• _Written request_
Return all lines where the word "стороной" can be found.

----- Extracted records

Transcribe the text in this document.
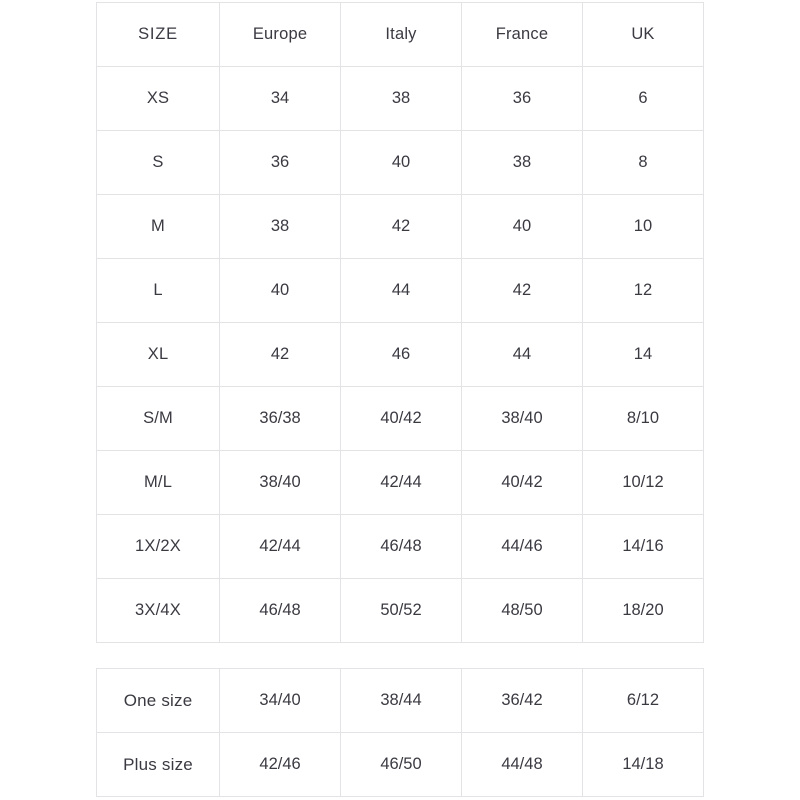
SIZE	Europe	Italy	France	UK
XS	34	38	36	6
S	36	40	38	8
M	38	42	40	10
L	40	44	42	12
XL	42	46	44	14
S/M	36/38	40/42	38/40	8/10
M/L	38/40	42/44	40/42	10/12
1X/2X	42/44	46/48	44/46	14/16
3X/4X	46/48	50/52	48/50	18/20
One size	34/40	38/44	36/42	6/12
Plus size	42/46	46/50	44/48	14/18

----------
----- Extracted records

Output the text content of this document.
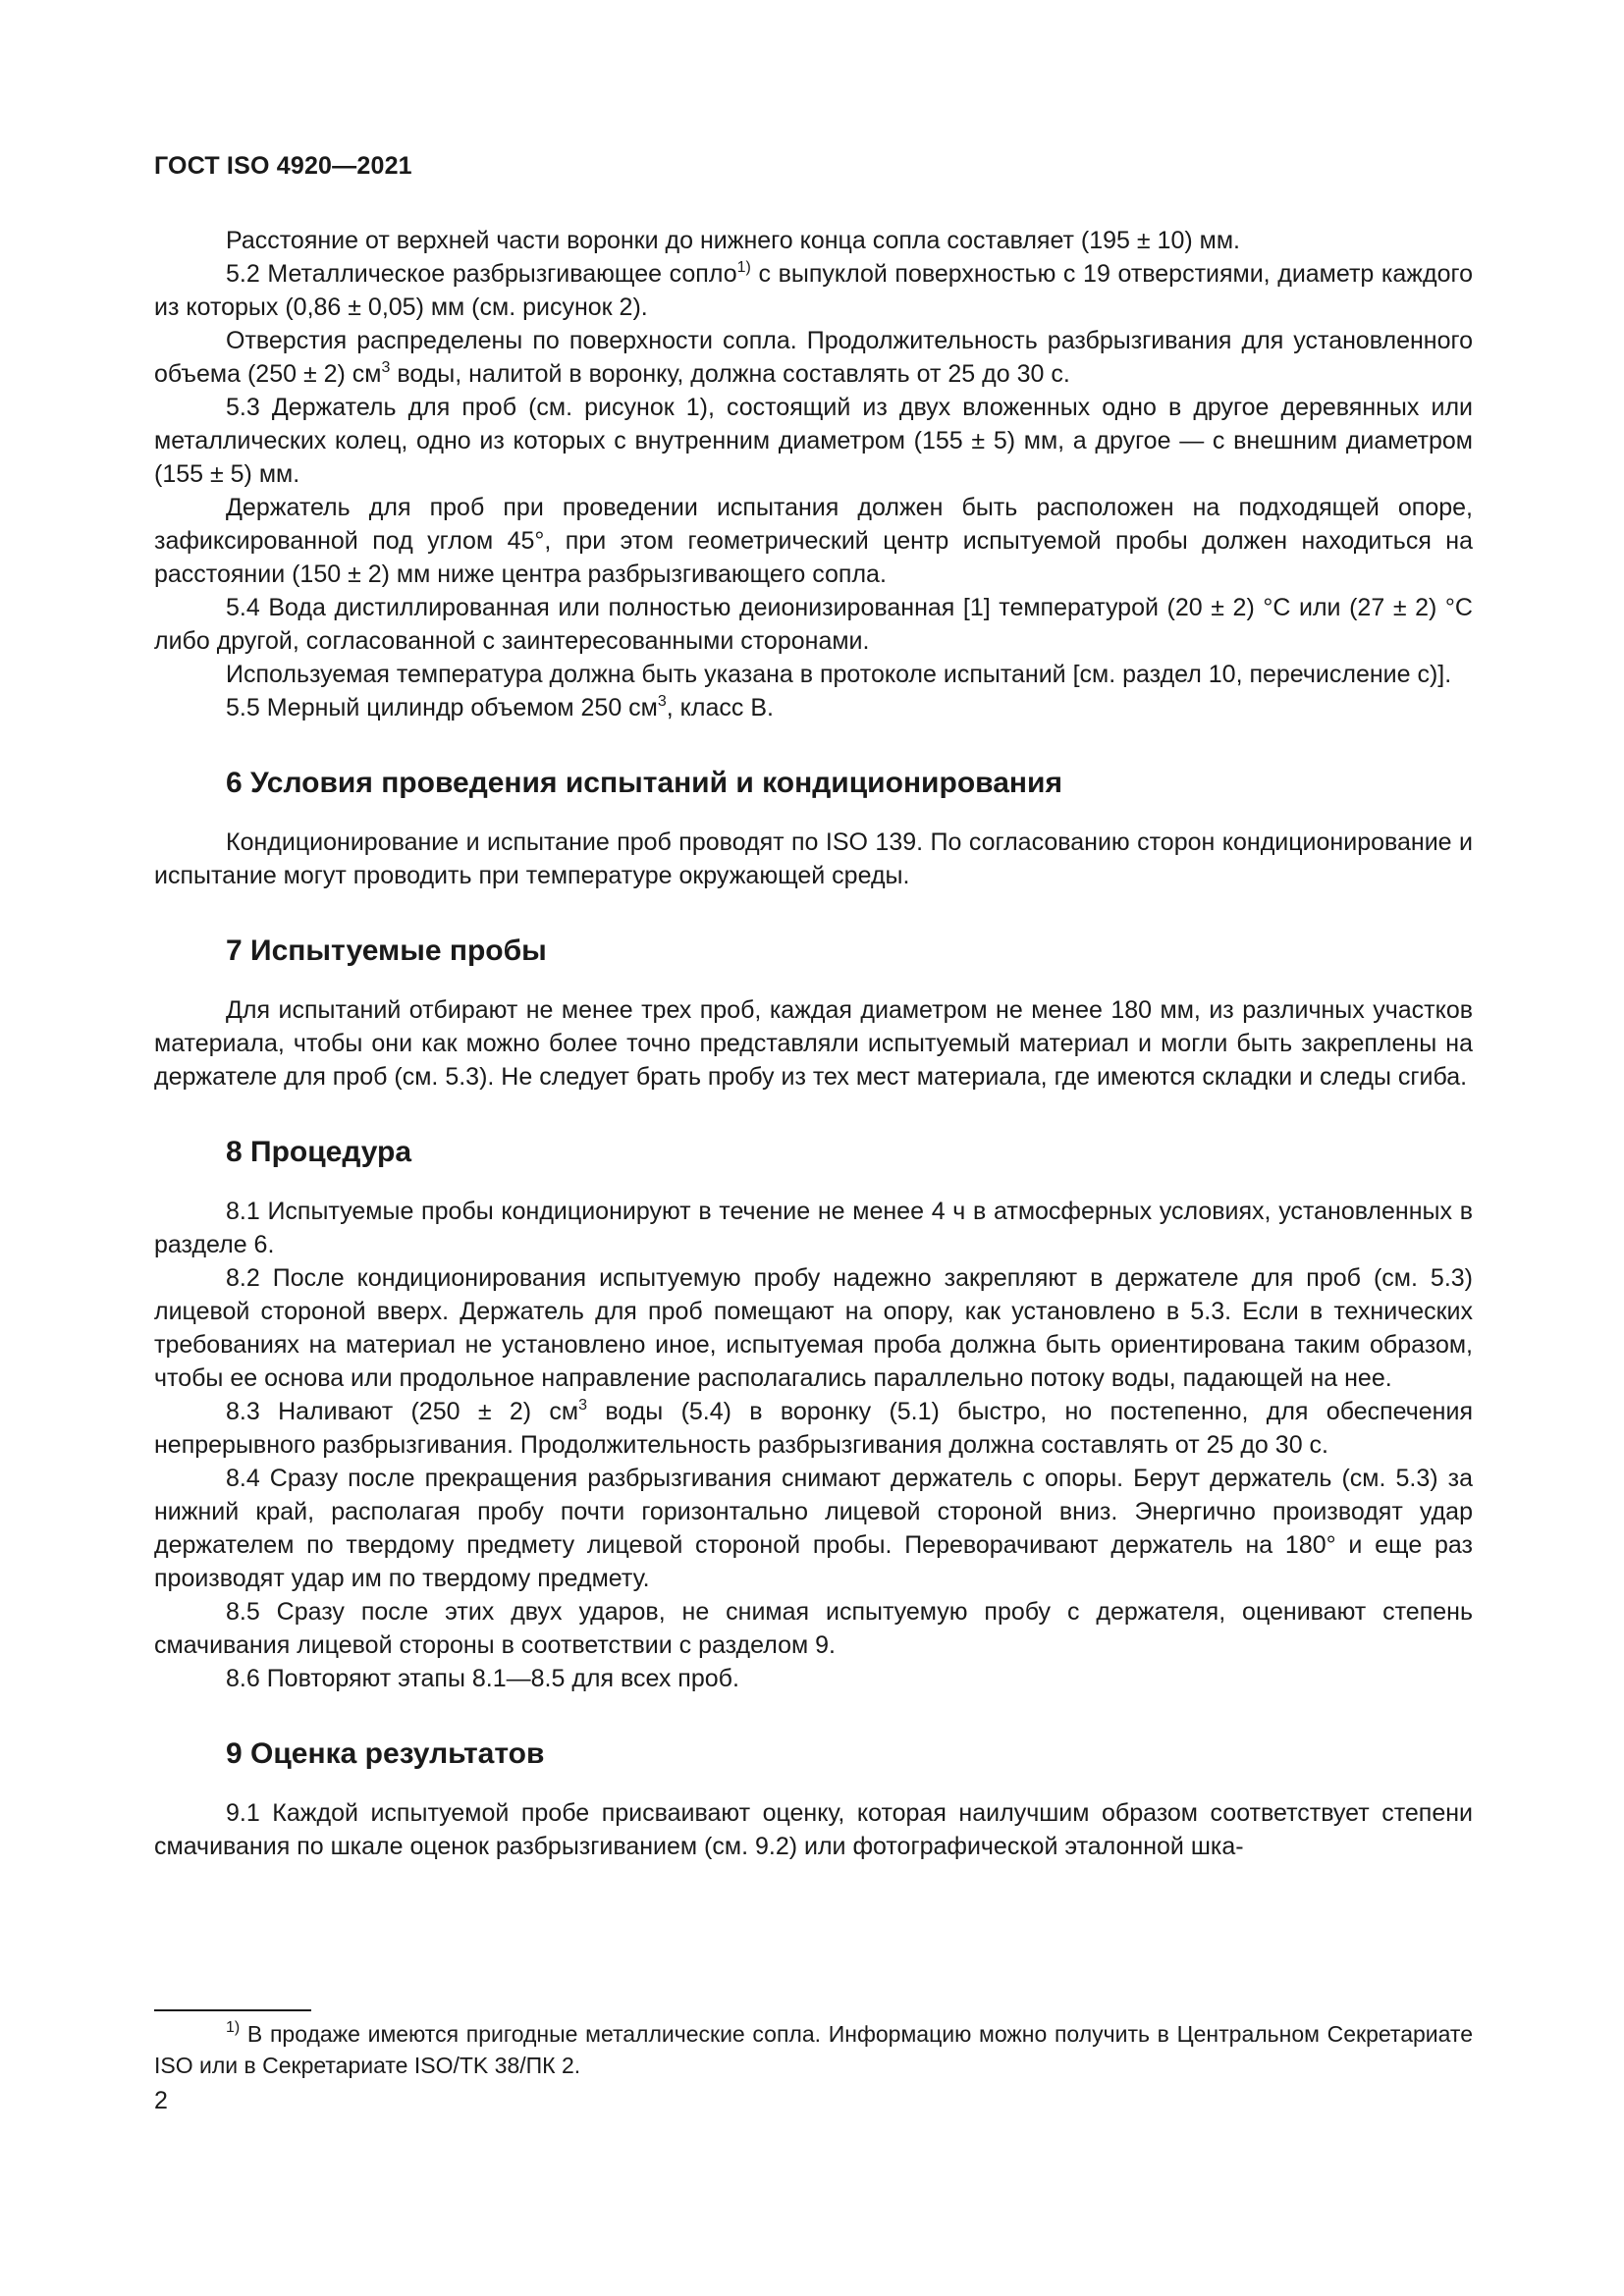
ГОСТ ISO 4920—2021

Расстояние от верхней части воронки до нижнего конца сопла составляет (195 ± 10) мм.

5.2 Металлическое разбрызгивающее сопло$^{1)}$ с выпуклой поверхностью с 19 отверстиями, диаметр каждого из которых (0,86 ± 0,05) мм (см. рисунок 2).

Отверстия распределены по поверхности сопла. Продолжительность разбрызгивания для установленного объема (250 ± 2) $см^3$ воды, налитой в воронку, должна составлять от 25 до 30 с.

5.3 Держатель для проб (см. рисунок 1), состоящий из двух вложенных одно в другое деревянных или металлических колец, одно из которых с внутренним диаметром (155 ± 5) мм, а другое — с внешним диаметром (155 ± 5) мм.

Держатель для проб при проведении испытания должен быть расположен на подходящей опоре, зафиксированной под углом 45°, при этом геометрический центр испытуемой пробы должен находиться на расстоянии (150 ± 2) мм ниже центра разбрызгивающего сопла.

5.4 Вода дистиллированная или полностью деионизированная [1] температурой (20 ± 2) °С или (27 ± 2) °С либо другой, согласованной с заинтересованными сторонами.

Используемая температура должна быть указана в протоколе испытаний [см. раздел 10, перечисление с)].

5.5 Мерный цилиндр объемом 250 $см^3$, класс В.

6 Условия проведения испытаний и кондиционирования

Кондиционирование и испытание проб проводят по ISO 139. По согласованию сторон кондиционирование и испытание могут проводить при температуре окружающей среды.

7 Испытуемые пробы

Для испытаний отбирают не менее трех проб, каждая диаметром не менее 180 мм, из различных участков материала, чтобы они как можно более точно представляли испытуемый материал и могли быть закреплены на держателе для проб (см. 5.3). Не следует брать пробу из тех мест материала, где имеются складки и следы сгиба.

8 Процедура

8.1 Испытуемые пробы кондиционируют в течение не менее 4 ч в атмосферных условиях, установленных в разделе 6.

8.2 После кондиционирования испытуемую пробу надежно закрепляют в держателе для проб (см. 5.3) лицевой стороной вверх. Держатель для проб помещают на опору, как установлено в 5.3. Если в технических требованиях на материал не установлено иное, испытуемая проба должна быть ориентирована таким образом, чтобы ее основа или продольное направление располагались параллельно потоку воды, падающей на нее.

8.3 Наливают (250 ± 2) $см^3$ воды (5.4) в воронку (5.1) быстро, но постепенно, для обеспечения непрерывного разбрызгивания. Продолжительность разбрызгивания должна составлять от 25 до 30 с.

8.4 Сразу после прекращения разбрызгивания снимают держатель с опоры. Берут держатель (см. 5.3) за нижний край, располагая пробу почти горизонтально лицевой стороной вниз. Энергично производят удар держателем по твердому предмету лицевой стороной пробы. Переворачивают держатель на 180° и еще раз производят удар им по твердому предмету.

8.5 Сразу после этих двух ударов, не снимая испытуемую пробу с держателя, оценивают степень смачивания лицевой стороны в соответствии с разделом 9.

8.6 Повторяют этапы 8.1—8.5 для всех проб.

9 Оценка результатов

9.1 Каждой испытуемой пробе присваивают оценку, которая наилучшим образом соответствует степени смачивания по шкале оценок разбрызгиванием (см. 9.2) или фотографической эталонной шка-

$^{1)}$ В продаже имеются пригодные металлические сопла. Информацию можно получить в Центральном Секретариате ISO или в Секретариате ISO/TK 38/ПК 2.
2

----------
----- Extracted records

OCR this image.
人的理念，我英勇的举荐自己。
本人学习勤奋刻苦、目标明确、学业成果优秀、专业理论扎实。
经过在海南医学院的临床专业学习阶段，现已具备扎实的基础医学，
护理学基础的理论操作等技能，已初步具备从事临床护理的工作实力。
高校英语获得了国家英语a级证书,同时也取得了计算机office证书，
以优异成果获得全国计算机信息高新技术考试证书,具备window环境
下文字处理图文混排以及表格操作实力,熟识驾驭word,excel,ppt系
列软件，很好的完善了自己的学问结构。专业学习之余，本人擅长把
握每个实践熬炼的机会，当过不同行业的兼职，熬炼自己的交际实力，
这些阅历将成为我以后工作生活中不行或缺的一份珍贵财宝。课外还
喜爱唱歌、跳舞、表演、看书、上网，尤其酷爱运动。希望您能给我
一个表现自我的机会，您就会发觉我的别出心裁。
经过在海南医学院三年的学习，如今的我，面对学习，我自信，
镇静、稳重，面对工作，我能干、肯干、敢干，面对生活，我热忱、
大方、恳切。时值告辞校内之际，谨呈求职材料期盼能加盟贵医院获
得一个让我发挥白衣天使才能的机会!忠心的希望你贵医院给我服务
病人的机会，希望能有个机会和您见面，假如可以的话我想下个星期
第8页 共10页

----------

• _Exercise result_
8.2 После кондиционирования испытуемую пробу надежно закрепляют в держателе для проб (см. 5.3) лицевой стороной вверх. Держатель для проб помещают на опору, как установлено в 5.3. Если в технических требованиях на материал не установлено иное, испытуемая проба должна быть ориентирована таким образом, чтобы ее основа или продольное направление располагались параллельно потоку воды, падающей на нее.
8.4 Сразу после прекращения разбрызгивания снимают держатель с опоры. Берут держатель (см. 5.3) за нижний край, располагая пробу почти горизонтально лицевой стороной вниз. Энергично производят удар держателем по твердому предмету лицевой стороной пробы. Переворачивают держатель на 180° и еще раз производят удар им по твердому предмету.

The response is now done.